* TASK TO COMPLETE *
Copy the full set of lines exactly as given.

* SUPPLIED MATERIAL *
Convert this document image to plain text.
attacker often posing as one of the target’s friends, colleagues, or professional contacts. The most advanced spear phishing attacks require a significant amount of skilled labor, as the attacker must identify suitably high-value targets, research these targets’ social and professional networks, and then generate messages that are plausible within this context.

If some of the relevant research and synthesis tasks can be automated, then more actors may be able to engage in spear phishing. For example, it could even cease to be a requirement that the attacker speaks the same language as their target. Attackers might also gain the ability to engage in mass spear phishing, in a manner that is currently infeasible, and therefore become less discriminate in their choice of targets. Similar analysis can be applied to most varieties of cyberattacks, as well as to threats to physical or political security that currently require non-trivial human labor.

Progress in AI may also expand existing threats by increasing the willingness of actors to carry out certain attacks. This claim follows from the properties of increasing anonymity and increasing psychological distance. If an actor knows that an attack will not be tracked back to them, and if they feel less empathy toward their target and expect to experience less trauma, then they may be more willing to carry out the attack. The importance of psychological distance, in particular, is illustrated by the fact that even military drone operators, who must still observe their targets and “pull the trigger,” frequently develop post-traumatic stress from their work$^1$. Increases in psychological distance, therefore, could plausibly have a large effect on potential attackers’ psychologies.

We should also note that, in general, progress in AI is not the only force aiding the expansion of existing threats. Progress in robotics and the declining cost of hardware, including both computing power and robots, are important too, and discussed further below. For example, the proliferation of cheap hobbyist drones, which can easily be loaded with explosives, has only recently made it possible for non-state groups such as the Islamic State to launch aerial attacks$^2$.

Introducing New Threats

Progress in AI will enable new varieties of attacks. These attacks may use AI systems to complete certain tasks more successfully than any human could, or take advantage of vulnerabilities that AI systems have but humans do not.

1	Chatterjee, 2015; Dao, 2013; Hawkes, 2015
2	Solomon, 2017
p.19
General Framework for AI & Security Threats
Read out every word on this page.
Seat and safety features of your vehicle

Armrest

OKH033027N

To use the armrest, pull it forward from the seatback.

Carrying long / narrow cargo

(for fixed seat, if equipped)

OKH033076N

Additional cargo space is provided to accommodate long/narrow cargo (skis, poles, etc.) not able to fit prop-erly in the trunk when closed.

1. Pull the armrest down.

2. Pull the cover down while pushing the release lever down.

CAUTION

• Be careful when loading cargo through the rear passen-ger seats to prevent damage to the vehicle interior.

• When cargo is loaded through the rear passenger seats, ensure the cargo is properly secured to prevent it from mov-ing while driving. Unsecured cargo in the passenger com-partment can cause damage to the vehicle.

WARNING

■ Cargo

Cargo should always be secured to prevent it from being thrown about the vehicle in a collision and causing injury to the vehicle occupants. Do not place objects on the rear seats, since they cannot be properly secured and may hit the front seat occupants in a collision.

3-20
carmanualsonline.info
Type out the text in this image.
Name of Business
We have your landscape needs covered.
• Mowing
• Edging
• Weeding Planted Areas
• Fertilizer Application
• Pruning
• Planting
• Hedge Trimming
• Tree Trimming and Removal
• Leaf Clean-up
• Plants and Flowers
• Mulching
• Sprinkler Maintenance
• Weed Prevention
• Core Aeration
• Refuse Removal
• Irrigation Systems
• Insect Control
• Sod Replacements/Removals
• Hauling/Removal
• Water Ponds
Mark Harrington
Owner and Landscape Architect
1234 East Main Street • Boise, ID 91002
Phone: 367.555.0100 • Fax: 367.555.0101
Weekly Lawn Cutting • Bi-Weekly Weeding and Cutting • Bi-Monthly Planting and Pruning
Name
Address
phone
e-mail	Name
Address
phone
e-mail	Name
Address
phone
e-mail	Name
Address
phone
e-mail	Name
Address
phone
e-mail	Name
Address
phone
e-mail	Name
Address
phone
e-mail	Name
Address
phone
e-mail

* TASK SOLUTION *
Convert this document image to plain text.
attacker often posing as one of the target’s friends, colleagues, or professional contacts. The most advanced spear phishing attacks require a significant amount of skilled labor, as the attacker must identify suitably high-value targets, research these targets’ social and professional networks, and then generate messages that are plausible within this context.

If some of the relevant research and synthesis tasks can be automated, then more actors may be able to engage in spear phishing. For example, it could even cease to be a requirement that the attacker speaks the same language as their target. Attackers might also gain the ability to engage in mass spear phishing, in a manner that is currently infeasible, and therefore become less discriminate in their choice of targets. Similar analysis can be applied to most varieties of cyberattacks, as well as to threats to physical or political security that currently require non-trivial human labor.

Progress in AI may also expand existing threats by increasing the willingness of actors to carry out certain attacks. This claim follows from the properties of increasing anonymity and increasing psychological distance. If an actor knows that an attack will not be tracked back to them, and if they feel less empathy toward their target and expect to experience less trauma, then they may be more willing to carry out the attack. The importance of psychological distance, in particular, is illustrated by the fact that even military drone operators, who must still observe their targets and “pull the trigger,” frequently develop post-traumatic stress from their work$^1$. Increases in psychological distance, therefore, could plausibly have a large effect on potential attackers’ psychologies.

We should also note that, in general, progress in AI is not the only force aiding the expansion of existing threats. Progress in robotics and the declining cost of hardware, including both computing power and robots, are important too, and discussed further below. For example, the proliferation of cheap hobbyist drones, which can easily be loaded with explosives, has only recently made it possible for non-state groups such as the Islamic State to launch aerial attacks$^2$.

Introducing New Threats

Progress in AI will enable new varieties of attacks. These attacks may use AI systems to complete certain tasks more successfully than any human could, or take advantage of vulnerabilities that AI systems have but humans do not.

1	Chatterjee, 2015; Dao, 2013; Hawkes, 2015
2	Solomon, 2017
p.19
General Framework for AI & Security Threats
Read out every word on this page.
Seat and safety features of your vehicle

Armrest

OKH033027N

To use the armrest, pull it forward from the seatback.

Carrying long / narrow cargo

(for fixed seat, if equipped)

OKH033076N

Additional cargo space is provided to accommodate long/narrow cargo (skis, poles, etc.) not able to fit prop-erly in the trunk when closed.

1. Pull the armrest down.

2. Pull the cover down while pushing the release lever down.

CAUTION

• Be careful when loading cargo through the rear passen-ger seats to prevent damage to the vehicle interior.

• When cargo is loaded through the rear passenger seats, ensure the cargo is properly secured to prevent it from mov-ing while driving. Unsecured cargo in the passenger com-partment can cause damage to the vehicle.

WARNING

■ Cargo

Cargo should always be secured to prevent it from being thrown about the vehicle in a collision and causing injury to the vehicle occupants. Do not place objects on the rear seats, since they cannot be properly secured and may hit the front seat occupants in a collision.

3-20
carmanualsonline.info
Type out the text in this image.
Name of Business
We have your landscape needs covered.
• Mowing
• Edging
• Weeding Planted Areas
• Fertilizer Application
• Pruning
• Planting
• Hedge Trimming
• Tree Trimming and Removal
• Leaf Clean-up
• Plants and Flowers
• Mulching
• Sprinkler Maintenance
• Weed Prevention
• Core Aeration
• Refuse Removal
• Irrigation Systems
• Insect Control
• Sod Replacements/Removals
• Hauling/Removal
• Water Ponds
Mark Harrington
Owner and Landscape Architect
1234 East Main Street • Boise, ID 91002
Phone: 367.555.0100 • Fax: 367.555.0101
Weekly Lawn Cutting • Bi-Weekly Weeding and Cutting • Bi-Monthly Planting and Pruning
Name
Address
phone
e-mail	Name
Address
phone
e-mail	Name
Address
phone
e-mail	Name
Address
phone
e-mail	Name
Address
phone
e-mail	Name
Address
phone
e-mail	Name
Address
phone
e-mail	Name
Address
phone
e-mail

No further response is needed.